- _What the exercise asks_: Transcribe every line of the records verbatim.

- _Excerpted records_:
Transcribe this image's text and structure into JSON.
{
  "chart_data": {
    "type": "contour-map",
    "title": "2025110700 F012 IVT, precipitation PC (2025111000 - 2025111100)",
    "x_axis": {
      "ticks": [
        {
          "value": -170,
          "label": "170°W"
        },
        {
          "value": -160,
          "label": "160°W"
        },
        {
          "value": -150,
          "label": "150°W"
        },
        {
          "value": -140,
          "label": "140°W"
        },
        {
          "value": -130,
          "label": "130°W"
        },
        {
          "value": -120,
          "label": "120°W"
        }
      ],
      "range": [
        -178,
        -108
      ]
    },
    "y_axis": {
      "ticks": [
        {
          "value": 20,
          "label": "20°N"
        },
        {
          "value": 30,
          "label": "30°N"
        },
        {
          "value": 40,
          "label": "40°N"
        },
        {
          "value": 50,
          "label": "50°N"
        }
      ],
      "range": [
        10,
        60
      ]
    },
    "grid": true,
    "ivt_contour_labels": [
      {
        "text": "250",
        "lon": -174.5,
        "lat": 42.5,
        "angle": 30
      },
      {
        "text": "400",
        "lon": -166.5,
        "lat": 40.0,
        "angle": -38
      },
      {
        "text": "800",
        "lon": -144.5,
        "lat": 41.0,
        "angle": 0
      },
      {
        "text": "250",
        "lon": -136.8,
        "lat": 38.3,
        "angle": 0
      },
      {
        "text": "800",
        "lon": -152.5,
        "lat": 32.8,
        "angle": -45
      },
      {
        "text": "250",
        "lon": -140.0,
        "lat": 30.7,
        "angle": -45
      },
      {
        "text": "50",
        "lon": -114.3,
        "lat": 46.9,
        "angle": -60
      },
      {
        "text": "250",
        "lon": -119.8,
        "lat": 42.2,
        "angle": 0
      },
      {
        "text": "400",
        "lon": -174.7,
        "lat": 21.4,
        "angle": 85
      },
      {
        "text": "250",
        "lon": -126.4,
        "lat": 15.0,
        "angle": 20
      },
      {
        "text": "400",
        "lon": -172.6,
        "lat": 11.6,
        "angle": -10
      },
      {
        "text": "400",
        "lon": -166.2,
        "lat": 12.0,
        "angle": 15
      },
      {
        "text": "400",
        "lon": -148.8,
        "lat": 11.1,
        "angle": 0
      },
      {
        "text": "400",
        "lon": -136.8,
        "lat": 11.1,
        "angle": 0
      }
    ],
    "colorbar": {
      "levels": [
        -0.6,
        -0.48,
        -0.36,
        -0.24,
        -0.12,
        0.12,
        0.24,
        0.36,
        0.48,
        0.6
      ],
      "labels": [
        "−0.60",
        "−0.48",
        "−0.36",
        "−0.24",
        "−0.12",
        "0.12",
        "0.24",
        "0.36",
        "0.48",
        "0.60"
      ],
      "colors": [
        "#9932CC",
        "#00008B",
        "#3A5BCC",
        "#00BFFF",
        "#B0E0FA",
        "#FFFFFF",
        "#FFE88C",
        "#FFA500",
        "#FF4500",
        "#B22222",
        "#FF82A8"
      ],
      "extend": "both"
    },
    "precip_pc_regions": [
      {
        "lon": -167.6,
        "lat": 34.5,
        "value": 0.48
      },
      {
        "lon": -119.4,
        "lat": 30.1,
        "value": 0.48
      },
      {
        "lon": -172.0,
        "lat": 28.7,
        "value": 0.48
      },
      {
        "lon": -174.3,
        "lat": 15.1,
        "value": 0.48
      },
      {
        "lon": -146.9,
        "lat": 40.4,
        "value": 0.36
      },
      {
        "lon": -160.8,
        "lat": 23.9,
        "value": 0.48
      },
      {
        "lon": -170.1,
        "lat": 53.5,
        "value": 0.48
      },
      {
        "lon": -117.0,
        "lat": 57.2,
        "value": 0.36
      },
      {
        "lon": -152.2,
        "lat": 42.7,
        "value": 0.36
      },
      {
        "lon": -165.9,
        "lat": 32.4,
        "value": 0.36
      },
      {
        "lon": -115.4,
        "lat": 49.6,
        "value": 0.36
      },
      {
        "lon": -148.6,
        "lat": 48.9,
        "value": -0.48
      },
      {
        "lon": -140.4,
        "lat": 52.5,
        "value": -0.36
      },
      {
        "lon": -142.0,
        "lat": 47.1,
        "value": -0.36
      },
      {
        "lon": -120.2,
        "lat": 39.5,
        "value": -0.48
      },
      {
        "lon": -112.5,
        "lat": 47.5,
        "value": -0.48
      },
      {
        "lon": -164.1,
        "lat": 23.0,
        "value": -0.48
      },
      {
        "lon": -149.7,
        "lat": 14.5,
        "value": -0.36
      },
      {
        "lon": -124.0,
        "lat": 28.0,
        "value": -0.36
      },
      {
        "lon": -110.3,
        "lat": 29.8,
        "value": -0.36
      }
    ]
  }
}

- _In response_:
Transcribe this image's text and structure into JSON.
{
  "chart_data": {
    "type": "contour-map",
    "title": "2025110700 F012 IVT, precipitation PC (2025111000 - 2025111100)",
    "x_axis": {
      "ticks": [
        {
          "value": -170,
          "label": "170°W"
        },
        {
          "value": -160,
          "label": "160°W"
        },
        {
          "value": -150,
          "label": "150°W"
        },
        {
          "value": -140,
          "label": "140°W"
        },
        {
          "value": -130,
          "label": "130°W"
        },
        {
          "value": -120,
          "label": "120°W"
        }
      ],
      "range": [
        -178,
        -108
      ]
    },
    "y_axis": {
      "ticks": [
        {
          "value": 20,
          "label": "20°N"
        },
        {
          "value": 30,
          "label": "30°N"
        },
        {
          "value": 40,
          "label": "40°N"
        },
        {
          "value": 50,
          "label": "50°N"
        }
      ],
      "range": [
        10,
        60
      ]
    },
    "grid": true,
    "ivt_contour_labels": [
      {
        "text": "250",
        "lon": -174.5,
        "lat": 42.5,
        "angle": 30
      },
      {
        "text": "400",
        "lon": -166.5,
        "lat": 40.0,
        "angle": -38
      },
      {
        "text": "800",
        "lon": -144.5,
        "lat": 41.0,
        "angle": 0
      },
      {
        "text": "250",
        "lon": -136.8,
        "lat": 38.3,
        "angle": 0
      },
      {
        "text": "800",
        "lon": -152.5,
        "lat": 32.8,
        "angle": -45
      },
      {
        "text": "250",
        "lon": -140.0,
        "lat": 30.7,
        "angle": -45
      },
      {
        "text": "50",
        "lon": -114.3,
        "lat": 46.9,
        "angle": -60
      },
      {
        "text": "250",
        "lon": -119.8,
        "lat": 42.2,
        "angle": 0
      },
      {
        "text": "400",
        "lon": -174.7,
        "lat": 21.4,
        "angle": 85
      },
      {
        "text": "250",
        "lon": -126.4,
        "lat": 15.0,
        "angle": 20
      },
      {
        "text": "400",
        "lon": -172.6,
        "lat": 11.6,
        "angle": -10
      },
      {
        "text": "400",
        "lon": -166.2,
        "lat": 12.0,
        "angle": 15
      },
      {
        "text": "400",
        "lon": -148.8,
        "lat": 11.1,
        "angle": 0
      },
      {
        "text": "400",
        "lon": -136.8,
        "lat": 11.1,
        "angle": 0
      }
    ],
    "colorbar": {
      "levels": [
        -0.6,
        -0.48,
        -0.36,
        -0.24,
        -0.12,
        0.12,
        0.24,
        0.36,
        0.48,
        0.6
      ],
      "labels": [
        "−0.60",
        "−0.48",
        "−0.36",
        "−0.24",
        "−0.12",
        "0.12",
        "0.24",
        "0.36",
        "0.48",
        "0.60"
      ],
      "colors": [
        "#9932CC",
        "#00008B",
        "#3A5BCC",
        "#00BFFF",
        "#B0E0FA",
        "#FFFFFF",
        "#FFE88C",
        "#FFA500",
        "#FF4500",
        "#B22222",
        "#FF82A8"
      ],
      "extend": "both"
    },
    "precip_pc_regions": [
      {
        "lon": -167.6,
        "lat": 34.5,
        "value": 0.48
      },
      {
        "lon": -119.4,
        "lat": 30.1,
        "value": 0.48
      },
      {
        "lon": -172.0,
        "lat": 28.7,
        "value": 0.48
      },
      {
        "lon": -174.3,
        "lat": 15.1,
        "value": 0.48
      },
      {
        "lon": -146.9,
        "lat": 40.4,
        "value": 0.36
      },
      {
        "lon": -160.8,
        "lat": 23.9,
        "value": 0.48
      },
      {
        "lon": -170.1,
        "lat": 53.5,
        "value": 0.48
      },
      {
        "lon": -117.0,
        "lat": 57.2,
        "value": 0.36
      },
      {
        "lon": -152.2,
        "lat": 42.7,
        "value": 0.36
      },
      {
        "lon": -165.9,
        "lat": 32.4,
        "value": 0.36
      },
      {
        "lon": -115.4,
        "lat": 49.6,
        "value": 0.36
      },
      {
        "lon": -148.6,
        "lat": 48.9,
        "value": -0.48
      },
      {
        "lon": -140.4,
        "lat": 52.5,
        "value": -0.36
      },
      {
        "lon": -142.0,
        "lat": 47.1,
        "value": -0.36
      },
      {
        "lon": -120.2,
        "lat": 39.5,
        "value": -0.48
      },
      {
        "lon": -112.5,
        "lat": 47.5,
        "value": -0.48
      },
      {
        "lon": -164.1,
        "lat": 23.0,
        "value": -0.48
      },
      {
        "lon": -149.7,
        "lat": 14.5,
        "value": -0.36
      },
      {
        "lon": -124.0,
        "lat": 28.0,
        "value": -0.36
      },
      {
        "lon": -110.3,
        "lat": 29.8,
        "value": -0.36
      }
    ]
  }
}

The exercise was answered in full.